> Available data
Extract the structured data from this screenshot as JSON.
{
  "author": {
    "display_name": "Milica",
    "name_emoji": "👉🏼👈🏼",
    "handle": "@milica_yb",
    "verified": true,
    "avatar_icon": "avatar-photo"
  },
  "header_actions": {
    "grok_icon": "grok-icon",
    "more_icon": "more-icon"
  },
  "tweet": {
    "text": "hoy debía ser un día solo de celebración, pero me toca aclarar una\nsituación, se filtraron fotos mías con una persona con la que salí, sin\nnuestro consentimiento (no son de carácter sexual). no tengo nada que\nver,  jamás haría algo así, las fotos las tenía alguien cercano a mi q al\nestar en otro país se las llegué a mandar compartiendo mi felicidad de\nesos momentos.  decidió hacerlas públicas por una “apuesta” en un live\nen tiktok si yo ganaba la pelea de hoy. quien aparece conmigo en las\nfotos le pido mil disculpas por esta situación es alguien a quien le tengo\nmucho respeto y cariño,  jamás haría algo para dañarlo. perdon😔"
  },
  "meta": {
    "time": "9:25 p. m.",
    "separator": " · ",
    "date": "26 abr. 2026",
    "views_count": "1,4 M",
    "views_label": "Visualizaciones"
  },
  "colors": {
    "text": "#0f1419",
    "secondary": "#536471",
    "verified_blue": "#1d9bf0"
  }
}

> What is expected
Retype all of the material above with every character intact.

> Solution for this exercise
Extract the structured data from this screenshot as JSON.
{
  "author": {
    "display_name": "Milica",
    "name_emoji": "👉🏼👈🏼",
    "handle": "@milica_yb",
    "verified": true,
    "avatar_icon": "avatar-photo"
  },
  "header_actions": {
    "grok_icon": "grok-icon",
    "more_icon": "more-icon"
  },
  "tweet": {
    "text": "hoy debía ser un día solo de celebración, pero me toca aclarar una\nsituación, se filtraron fotos mías con una persona con la que salí, sin\nnuestro consentimiento (no son de carácter sexual). no tengo nada que\nver,  jamás haría algo así, las fotos las tenía alguien cercano a mi q al\nestar en otro país se las llegué a mandar compartiendo mi felicidad de\nesos momentos.  decidió hacerlas públicas por una “apuesta” en un live\nen tiktok si yo ganaba la pelea de hoy. quien aparece conmigo en las\nfotos le pido mil disculpas por esta situación es alguien a quien le tengo\nmucho respeto y cariño,  jamás haría algo para dañarlo. perdon😔"
  },
  "meta": {
    "time": "9:25 p. m.",
    "separator": " · ",
    "date": "26 abr. 2026",
    "views_count": "1,4 M",
    "views_label": "Visualizaciones"
  },
  "colors": {
    "text": "#0f1419",
    "secondary": "#536471",
    "verified_blue": "#1d9bf0"
  }
}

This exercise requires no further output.